INPUT FOR THIS TASK:
»»

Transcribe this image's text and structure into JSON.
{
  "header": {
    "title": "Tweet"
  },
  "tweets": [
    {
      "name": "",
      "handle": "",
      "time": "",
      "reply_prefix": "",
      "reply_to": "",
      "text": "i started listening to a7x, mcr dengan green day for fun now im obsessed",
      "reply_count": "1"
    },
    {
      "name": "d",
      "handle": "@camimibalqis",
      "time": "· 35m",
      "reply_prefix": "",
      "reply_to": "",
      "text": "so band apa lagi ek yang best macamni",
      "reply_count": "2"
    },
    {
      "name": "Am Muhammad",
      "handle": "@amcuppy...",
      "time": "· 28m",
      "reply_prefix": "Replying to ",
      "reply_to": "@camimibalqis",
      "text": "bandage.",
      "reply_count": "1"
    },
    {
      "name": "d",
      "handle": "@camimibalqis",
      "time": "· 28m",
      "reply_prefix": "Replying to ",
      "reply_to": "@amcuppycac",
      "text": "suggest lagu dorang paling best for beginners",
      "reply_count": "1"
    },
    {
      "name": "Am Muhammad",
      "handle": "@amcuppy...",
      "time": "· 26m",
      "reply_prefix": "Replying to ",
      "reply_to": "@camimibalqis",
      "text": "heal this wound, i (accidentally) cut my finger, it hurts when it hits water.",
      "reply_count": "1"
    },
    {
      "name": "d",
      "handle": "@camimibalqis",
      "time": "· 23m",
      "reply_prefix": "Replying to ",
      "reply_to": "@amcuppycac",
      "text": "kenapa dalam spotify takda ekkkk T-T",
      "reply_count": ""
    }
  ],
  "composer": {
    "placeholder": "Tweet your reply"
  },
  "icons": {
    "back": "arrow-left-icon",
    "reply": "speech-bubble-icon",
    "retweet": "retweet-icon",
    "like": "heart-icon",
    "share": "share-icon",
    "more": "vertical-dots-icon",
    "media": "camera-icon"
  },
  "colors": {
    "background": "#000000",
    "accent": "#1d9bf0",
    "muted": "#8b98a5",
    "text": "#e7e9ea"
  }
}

««

EXERCISE DETAILS: Type out the entries again, word for word.

EXERCISE OUTPUT:
Transcribe this image's text and structure into JSON.
{
  "header": {
    "title": "Tweet"
  },
  "tweets": [
    {
      "name": "",
      "handle": "",
      "time": "",
      "reply_prefix": "",
      "reply_to": "",
      "text": "i started listening to a7x, mcr dengan green day for fun now im obsessed",
      "reply_count": "1"
    },
    {
      "name": "d",
      "handle": "@camimibalqis",
      "time": "· 35m",
      "reply_prefix": "",
      "reply_to": "",
      "text": "so band apa lagi ek yang best macamni",
      "reply_count": "2"
    },
    {
      "name": "Am Muhammad",
      "handle": "@amcuppy...",
      "time": "· 28m",
      "reply_prefix": "Replying to ",
      "reply_to": "@camimibalqis",
      "text": "bandage.",
      "reply_count": "1"
    },
    {
      "name": "d",
      "handle": "@camimibalqis",
      "time": "· 28m",
      "reply_prefix": "Replying to ",
      "reply_to": "@amcuppycac",
      "text": "suggest lagu dorang paling best for beginners",
      "reply_count": "1"
    },
    {
      "name": "Am Muhammad",
      "handle": "@amcuppy...",
      "time": "· 26m",
      "reply_prefix": "Replying to ",
      "reply_to": "@camimibalqis",
      "text": "heal this wound, i (accidentally) cut my finger, it hurts when it hits water.",
      "reply_count": "1"
    },
    {
      "name": "d",
      "handle": "@camimibalqis",
      "time": "· 23m",
      "reply_prefix": "Replying to ",
      "reply_to": "@amcuppycac",
      "text": "kenapa dalam spotify takda ekkkk T-T",
      "reply_count": ""
    }
  ],
  "composer": {
    "placeholder": "Tweet your reply"
  },
  "icons": {
    "back": "arrow-left-icon",
    "reply": "speech-bubble-icon",
    "retweet": "retweet-icon",
    "like": "heart-icon",
    "share": "share-icon",
    "more": "vertical-dots-icon",
    "media": "camera-icon"
  },
  "colors": {
    "background": "#000000",
    "accent": "#1d9bf0",
    "muted": "#8b98a5",
    "text": "#e7e9ea"
  }
}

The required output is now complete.